= Given instruction =
Please rewrite the records below with every "interactable" changed to "clickable" and everything else unchanged. Leave out the pictures.

= Entries =
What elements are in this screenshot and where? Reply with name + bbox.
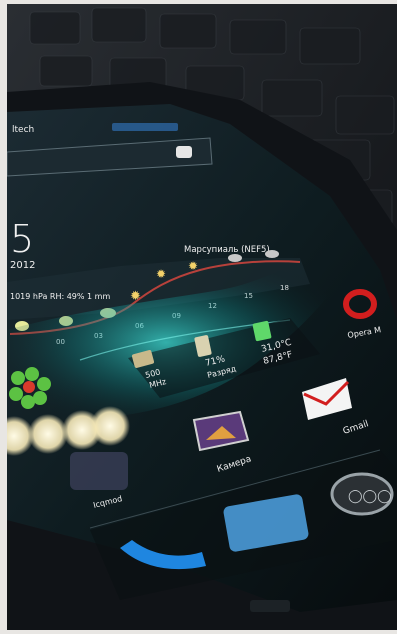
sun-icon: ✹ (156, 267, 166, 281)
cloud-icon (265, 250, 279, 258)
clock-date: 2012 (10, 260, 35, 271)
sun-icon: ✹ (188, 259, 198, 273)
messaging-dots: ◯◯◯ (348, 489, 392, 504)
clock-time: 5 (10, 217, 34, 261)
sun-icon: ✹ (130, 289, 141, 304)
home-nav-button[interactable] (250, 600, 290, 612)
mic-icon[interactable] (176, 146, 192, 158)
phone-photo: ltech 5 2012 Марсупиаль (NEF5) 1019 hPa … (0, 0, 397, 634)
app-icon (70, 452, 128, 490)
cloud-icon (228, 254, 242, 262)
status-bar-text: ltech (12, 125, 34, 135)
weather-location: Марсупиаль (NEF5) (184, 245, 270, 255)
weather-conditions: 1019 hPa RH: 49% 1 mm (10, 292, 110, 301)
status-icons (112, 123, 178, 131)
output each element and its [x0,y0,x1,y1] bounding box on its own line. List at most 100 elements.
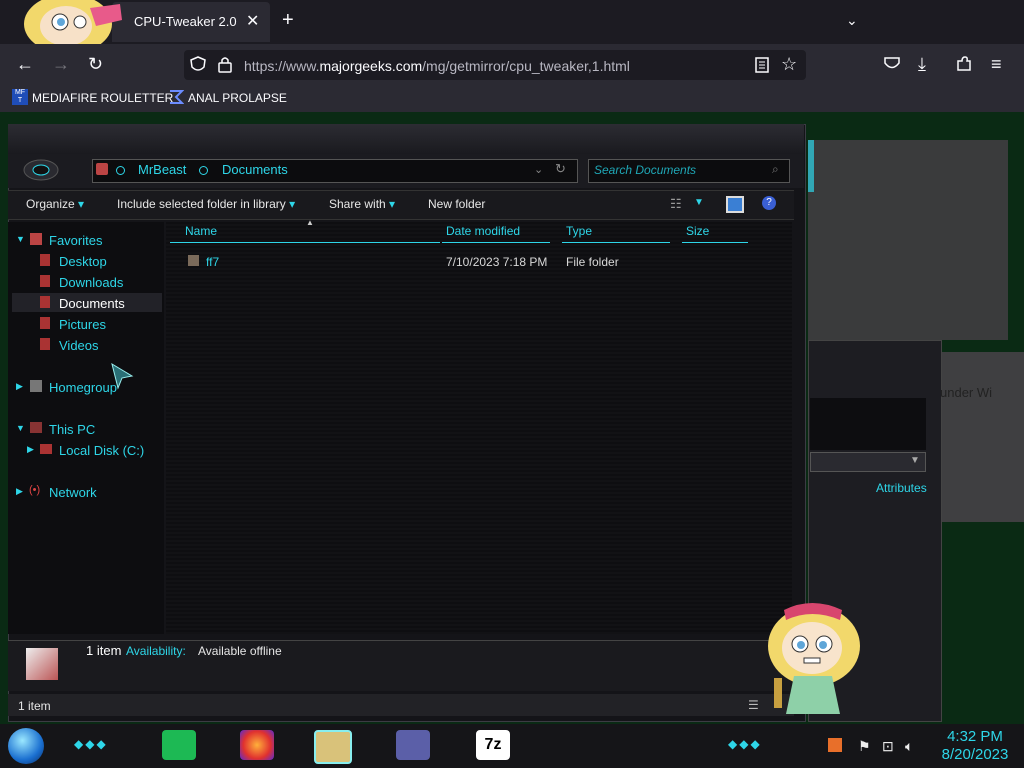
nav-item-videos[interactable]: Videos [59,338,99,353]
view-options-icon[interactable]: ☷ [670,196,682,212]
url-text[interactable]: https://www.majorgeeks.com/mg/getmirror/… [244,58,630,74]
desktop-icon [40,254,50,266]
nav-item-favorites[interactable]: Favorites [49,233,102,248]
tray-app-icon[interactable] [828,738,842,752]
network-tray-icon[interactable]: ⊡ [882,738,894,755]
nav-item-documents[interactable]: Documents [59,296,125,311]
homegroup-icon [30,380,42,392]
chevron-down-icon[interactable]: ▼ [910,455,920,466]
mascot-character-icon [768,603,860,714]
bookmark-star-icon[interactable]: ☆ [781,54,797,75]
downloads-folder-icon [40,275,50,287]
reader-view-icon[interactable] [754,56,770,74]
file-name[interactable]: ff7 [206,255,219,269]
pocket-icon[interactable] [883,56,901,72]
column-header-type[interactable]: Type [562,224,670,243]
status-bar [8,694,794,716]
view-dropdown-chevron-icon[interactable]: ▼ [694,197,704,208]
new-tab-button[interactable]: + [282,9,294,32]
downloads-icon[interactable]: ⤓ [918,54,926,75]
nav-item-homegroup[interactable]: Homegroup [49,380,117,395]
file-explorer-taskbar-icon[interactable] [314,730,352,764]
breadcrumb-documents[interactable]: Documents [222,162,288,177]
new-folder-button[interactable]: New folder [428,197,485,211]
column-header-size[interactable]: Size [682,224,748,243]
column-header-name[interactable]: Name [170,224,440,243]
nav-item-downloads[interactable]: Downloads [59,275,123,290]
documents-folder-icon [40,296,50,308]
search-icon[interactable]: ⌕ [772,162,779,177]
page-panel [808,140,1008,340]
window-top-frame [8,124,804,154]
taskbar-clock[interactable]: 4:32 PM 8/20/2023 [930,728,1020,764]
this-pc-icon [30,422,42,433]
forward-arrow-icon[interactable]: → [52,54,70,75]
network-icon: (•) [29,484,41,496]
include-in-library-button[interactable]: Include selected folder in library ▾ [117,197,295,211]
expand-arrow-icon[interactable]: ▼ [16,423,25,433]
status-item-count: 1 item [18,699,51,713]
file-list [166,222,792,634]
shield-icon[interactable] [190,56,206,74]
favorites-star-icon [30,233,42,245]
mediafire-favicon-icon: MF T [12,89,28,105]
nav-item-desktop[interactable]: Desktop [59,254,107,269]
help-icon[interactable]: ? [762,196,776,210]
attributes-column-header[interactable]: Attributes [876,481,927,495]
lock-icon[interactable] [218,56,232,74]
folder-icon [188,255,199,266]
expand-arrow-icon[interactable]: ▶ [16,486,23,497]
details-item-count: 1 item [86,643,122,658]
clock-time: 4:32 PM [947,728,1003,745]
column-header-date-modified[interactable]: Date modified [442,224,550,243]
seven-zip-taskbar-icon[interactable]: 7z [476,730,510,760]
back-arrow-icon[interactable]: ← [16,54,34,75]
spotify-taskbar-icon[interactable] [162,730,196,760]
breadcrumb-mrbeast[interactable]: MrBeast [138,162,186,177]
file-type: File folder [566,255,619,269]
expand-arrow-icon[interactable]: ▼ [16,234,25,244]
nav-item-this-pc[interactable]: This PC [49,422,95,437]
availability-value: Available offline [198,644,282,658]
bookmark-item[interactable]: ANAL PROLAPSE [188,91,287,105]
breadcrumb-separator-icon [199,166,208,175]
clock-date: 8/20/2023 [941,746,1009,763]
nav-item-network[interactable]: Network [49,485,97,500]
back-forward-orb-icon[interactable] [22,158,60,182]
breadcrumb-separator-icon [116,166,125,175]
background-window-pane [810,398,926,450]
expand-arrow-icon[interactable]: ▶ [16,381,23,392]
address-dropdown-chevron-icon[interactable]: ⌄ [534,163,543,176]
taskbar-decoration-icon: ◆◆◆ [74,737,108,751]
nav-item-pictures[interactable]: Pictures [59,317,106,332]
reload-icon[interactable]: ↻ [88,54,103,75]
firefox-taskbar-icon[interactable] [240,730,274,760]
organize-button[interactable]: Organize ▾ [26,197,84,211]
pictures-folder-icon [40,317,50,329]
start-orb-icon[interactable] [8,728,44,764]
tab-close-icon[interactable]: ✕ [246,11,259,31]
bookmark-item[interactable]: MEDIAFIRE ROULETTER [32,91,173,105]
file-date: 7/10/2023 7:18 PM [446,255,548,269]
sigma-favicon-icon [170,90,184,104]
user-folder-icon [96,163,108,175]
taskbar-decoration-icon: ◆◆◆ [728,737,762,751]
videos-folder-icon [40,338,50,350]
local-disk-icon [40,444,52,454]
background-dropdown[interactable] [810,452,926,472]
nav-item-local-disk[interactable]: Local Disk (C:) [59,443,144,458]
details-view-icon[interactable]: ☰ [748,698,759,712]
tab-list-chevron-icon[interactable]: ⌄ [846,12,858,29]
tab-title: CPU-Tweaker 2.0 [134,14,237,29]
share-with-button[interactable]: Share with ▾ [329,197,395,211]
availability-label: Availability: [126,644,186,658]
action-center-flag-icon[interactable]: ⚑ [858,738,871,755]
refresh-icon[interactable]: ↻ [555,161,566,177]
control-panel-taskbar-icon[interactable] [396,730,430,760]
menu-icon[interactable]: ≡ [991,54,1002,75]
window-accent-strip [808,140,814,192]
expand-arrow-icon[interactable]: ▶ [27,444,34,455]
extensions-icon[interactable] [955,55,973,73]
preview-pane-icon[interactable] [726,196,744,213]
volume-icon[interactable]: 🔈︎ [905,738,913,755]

= Written solution =
What elements are in this screenshot and where? Reply with name + bbox.
sun-icon: ✹ (156, 267, 166, 281)
cloud-icon (265, 250, 279, 258)
clock-date: 2012 (10, 260, 35, 271)
sun-icon: ✹ (188, 259, 198, 273)
messaging-dots: ◯◯◯ (348, 489, 392, 504)
clock-time: 5 (10, 217, 34, 261)
sun-icon: ✹ (130, 289, 141, 304)
home-nav-button[clickable] (250, 600, 290, 612)
mic-icon[clickable] (176, 146, 192, 158)
phone-photo: ltech 5 2012 Марсупиаль (NEF5) 1019 hPa … (0, 0, 397, 634)
app-icon (70, 452, 128, 490)
cloud-icon (228, 254, 242, 262)
status-bar-text: ltech (12, 125, 34, 135)
weather-location: Марсупиаль (NEF5) (184, 245, 270, 255)
weather-conditions: 1019 hPa RH: 49% 1 mm (10, 292, 110, 301)
status-icons (112, 123, 178, 131)
output each element and its [x0,y0,x1,y1] bounding box on its own line. List at most 100 elements.
nav-item-videos[clickable]: Videos [59,338,99,353]
view-options-icon[clickable]: ☷ [670,196,682,212]
url-text[clickable]: https://www.majorgeeks.com/mg/getmirror/… [244,58,630,74]
desktop-icon [40,254,50,266]
nav-item-favorites[clickable]: Favorites [49,233,102,248]
tray-app-icon[clickable] [828,738,842,752]
network-tray-icon[clickable]: ⊡ [882,738,894,755]
nav-item-documents[clickable]: Documents [59,296,125,311]
homegroup-icon [30,380,42,392]
chevron-down-icon[clickable]: ▼ [910,455,920,466]
mascot-character-icon [768,603,860,714]
bookmark-star-icon[clickable]: ☆ [781,54,797,75]
downloads-folder-icon [40,275,50,287]
reader-view-icon[clickable] [754,56,770,74]
file-name[clickable]: ff7 [206,255,219,269]
pocket-icon[clickable] [883,56,901,72]
column-header-type[clickable]: Type [562,224,670,243]
status-bar [8,694,794,716]
view-dropdown-chevron-icon[clickable]: ▼ [694,197,704,208]
new-tab-button[clickable]: + [282,9,294,32]
downloads-icon[clickable]: ⤓ [918,54,926,75]
nav-item-homegroup[clickable]: Homegroup [49,380,117,395]
file-explorer-taskbar-icon[clickable] [314,730,352,764]
breadcrumb-documents[clickable]: Documents [222,162,288,177]
new-folder-button[clickable]: New folder [428,197,485,211]
column-header-size[clickable]: Size [682,224,748,243]
column-header-name[clickable]: Name [170,224,440,243]
nav-item-downloads[clickable]: Downloads [59,275,123,290]
documents-folder-icon [40,296,50,308]
search-icon[clickable]: ⌕ [772,162,779,177]
page-panel [808,140,1008,340]
window-top-frame [8,124,804,154]
taskbar-clock[clickable]: 4:32 PM 8/20/2023 [930,728,1020,764]
this-pc-icon [30,422,42,433]
forward-arrow-icon[clickable]: → [52,54,70,75]
network-icon: (•) [29,484,41,496]
include-in-library-button[clickable]: Include selected folder in library ▾ [117,197,295,211]
expand-arrow-icon[clickable]: ▼ [16,423,25,433]
status-item-count: 1 item [18,699,51,713]
file-list [166,222,792,634]
shield-icon[clickable] [190,56,206,74]
favorites-star-icon [30,233,42,245]
mediafire-favicon-icon: MF T [12,89,28,105]
nav-item-desktop[clickable]: Desktop [59,254,107,269]
help-icon[clickable]: ? [762,196,776,210]
attributes-column-header[clickable]: Attributes [876,481,927,495]
lock-icon[clickable] [218,56,232,74]
folder-icon [188,255,199,266]
expand-arrow-icon[clickable]: ▶ [16,486,23,497]
details-item-count: 1 item [86,643,122,658]
clock-time: 4:32 PM [947,728,1003,745]
column-header-date-modified[clickable]: Date modified [442,224,550,243]
seven-zip-taskbar-icon[clickable]: 7z [476,730,510,760]
back-arrow-icon[clickable]: ← [16,54,34,75]
spotify-taskbar-icon[clickable] [162,730,196,760]
breadcrumb-mrbeast[clickable]: MrBeast [138,162,186,177]
file-type: File folder [566,255,619,269]
expand-arrow-icon[clickable]: ▼ [16,234,25,244]
nav-item-this-pc[clickable]: This PC [49,422,95,437]
availability-value: Available offline [198,644,282,658]
bookmark-item[clickable]: ANAL PROLAPSE [188,91,287,105]
breadcrumb-separator-icon [199,166,208,175]
clock-date: 8/20/2023 [941,746,1009,763]
nav-item-network[clickable]: Network [49,485,97,500]
back-forward-orb-icon[clickable] [22,158,60,182]
breadcrumb-separator-icon [116,166,125,175]
background-window-pane [810,398,926,450]
expand-arrow-icon[clickable]: ▶ [16,381,23,392]
address-dropdown-chevron-icon[clickable]: ⌄ [534,163,543,176]
taskbar-decoration-icon: ◆◆◆ [74,737,108,751]
nav-item-pictures[clickable]: Pictures [59,317,106,332]
reload-icon[clickable]: ↻ [88,54,103,75]
firefox-taskbar-icon[clickable] [240,730,274,760]
organize-button[clickable]: Organize ▾ [26,197,84,211]
pictures-folder-icon [40,317,50,329]
start-orb-icon[clickable] [8,728,44,764]
tab-close-icon[clickable]: ✕ [246,11,259,31]
bookmark-item[clickable]: MEDIAFIRE ROULETTER [32,91,173,105]
file-date: 7/10/2023 7:18 PM [446,255,548,269]
sigma-favicon-icon [170,90,184,104]
user-folder-icon [96,163,108,175]
taskbar-decoration-icon: ◆◆◆ [728,737,762,751]
videos-folder-icon [40,338,50,350]
local-disk-icon [40,444,52,454]
background-dropdown[clickable] [810,452,926,472]
nav-item-local-disk[clickable]: Local Disk (C:) [59,443,144,458]
details-view-icon[clickable]: ☰ [748,698,759,712]
tab-list-chevron-icon[clickable]: ⌄ [846,12,858,29]
tab-title: CPU-Tweaker 2.0 [134,14,237,29]
share-with-button[clickable]: Share with ▾ [329,197,395,211]
availability-label: Availability: [126,644,186,658]
action-center-flag-icon[clickable]: ⚑ [858,738,871,755]
refresh-icon[clickable]: ↻ [555,161,566,177]
control-panel-taskbar-icon[clickable] [396,730,430,760]
menu-icon[clickable]: ≡ [991,54,1002,75]
window-accent-strip [808,140,814,192]
expand-arrow-icon[clickable]: ▶ [27,444,34,455]
extensions-icon[clickable] [955,55,973,73]
preview-pane-icon[clickable] [726,196,744,213]
volume-icon[clickable]: 🔈︎ [905,738,913,755]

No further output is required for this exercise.